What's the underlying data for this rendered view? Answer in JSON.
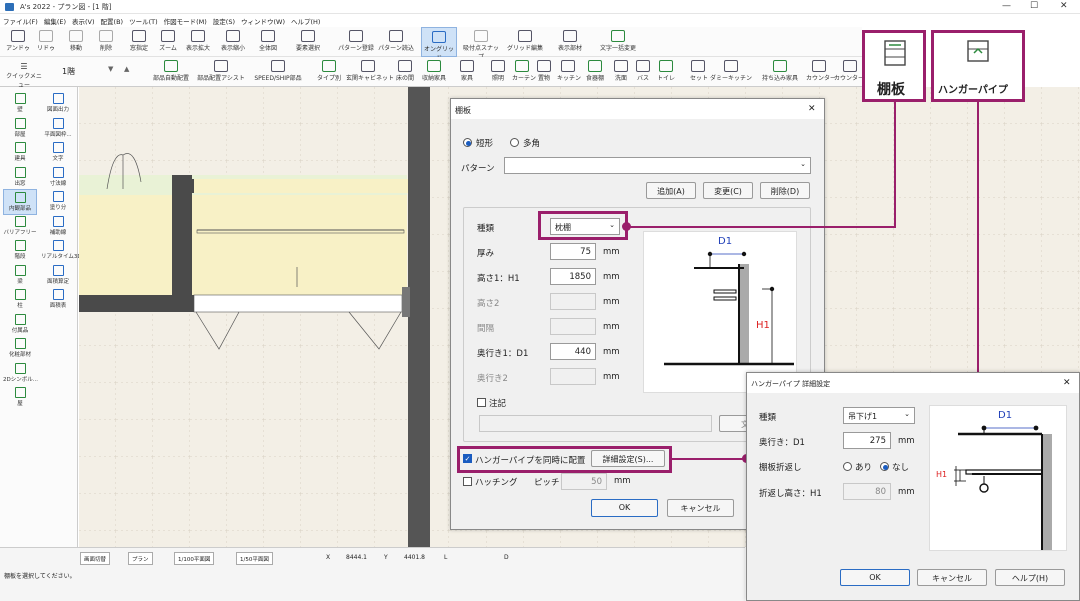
{
  "window": {
    "title": "A's 2022 - プラン図 - [1 階]",
    "minimize": "—",
    "maximize": "☐",
    "close": "✕"
  },
  "menu": [
    "ファイル(F)",
    "編集(E)",
    "表示(V)",
    "配置(B)",
    "ツール(T)",
    "作図モード(M)",
    "設定(S)",
    "ウィンドウ(W)",
    "ヘルプ(H)"
  ],
  "toolbar1": [
    "アンドゥ",
    "リドゥ",
    "移動",
    "削除",
    "窓指定",
    "ズーム",
    "表示拡大",
    "表示縮小",
    "全体図",
    "要素選択",
    "パターン登録",
    "パターン読込",
    "オングリッド",
    "吸付点スナップ",
    "グリッド編集",
    "表示部材",
    "文字一括変更"
  ],
  "toolbar2": {
    "quick": "クイックメニュー",
    "floor": "1階",
    "items": [
      "部品自動配置",
      "部品配置アシスト",
      "SPEED/SHIP部品",
      "タイプ別",
      "玄関キャビネット",
      "床の間",
      "収納家具",
      "家具",
      "照明",
      "カーテン",
      "置物",
      "キッチン",
      "食器棚",
      "洗面",
      "バス",
      "トイレ",
      "セット",
      "ダミーキッチン",
      "持ち込み家具",
      "カウンター",
      "カウンター角天"
    ]
  },
  "left_panel": [
    [
      "壁",
      "図面出力"
    ],
    [
      "部屋",
      "平面図枠..."
    ],
    [
      "建具",
      "文字"
    ],
    [
      "出窓",
      "寸法線"
    ],
    [
      "内観部品",
      "塗り分"
    ],
    [
      "バリアフリー",
      "補助線"
    ],
    [
      "階段",
      "リアルタイム3D..."
    ],
    [
      "梁",
      "面積算定"
    ],
    [
      "柱",
      "面積表"
    ],
    [
      "付属品",
      ""
    ],
    [
      "化粧部材",
      ""
    ],
    [
      "2Dシンボル...",
      ""
    ],
    [
      "屋",
      ""
    ]
  ],
  "status": {
    "buttons": [
      "画面切替",
      "プラン",
      "1/100平面図",
      "1/50平面図"
    ],
    "x_label": "X",
    "x": "8444.1",
    "y_label": "Y",
    "y": "4401.8",
    "l_label": "L",
    "d_label": "D",
    "message": "棚板を選択してください。"
  },
  "dialog": {
    "title": "棚板",
    "close": "✕",
    "shape_rect": "短形",
    "shape_poly": "多角",
    "pattern_label": "パターン",
    "add": "追加(A)",
    "change": "変更(C)",
    "delete": "削除(D)",
    "kind_label": "種類",
    "kind_value": "枕棚",
    "thickness_label": "厚み",
    "thickness": "75",
    "unit": "mm",
    "height1_label": "高さ1：H1",
    "height1": "1850",
    "height2_label": "高さ2",
    "spacing_label": "間隔",
    "depth1_label": "奥行き1：D1",
    "depth1": "440",
    "depth2_label": "奥行き2",
    "note_label": "注記",
    "text_btn": "文字",
    "hanger_check": "ハンガーパイプを同時に配置",
    "detail_btn": "詳細設定(S)...",
    "hatching_label": "ハッチング",
    "pitch_label": "ピッチ",
    "pitch": "50",
    "ok": "OK",
    "cancel": "キャンセル",
    "fig_d1": "D1",
    "fig_h1": "H1"
  },
  "dialog2": {
    "title": "ハンガーパイプ 詳細設定",
    "close": "✕",
    "kind_label": "種類",
    "kind_value": "吊下げ1",
    "depth_label": "奥行き：D1",
    "depth": "275",
    "unit": "mm",
    "fold_label": "棚板折返し",
    "fold_yes": "あり",
    "fold_no": "なし",
    "fold_height_label": "折返し高さ：H1",
    "fold_height": "80",
    "ok": "OK",
    "cancel": "キャンセル",
    "help": "ヘルプ(H)",
    "fig_d1": "D1",
    "fig_h1": "H1"
  },
  "callouts": {
    "shelf": "棚板",
    "hanger": "ハンガーパイプ"
  },
  "colors": {
    "accent": "#9a1f6b",
    "selected": "#cfe2f7",
    "highlight_blue": "#1a5cc0",
    "fig_red": "#d22",
    "fig_blue": "#1f3fb8"
  }
}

Objective:
How many lines in the records above hold the word "title"? Give only the number.

Response to the exercise:
3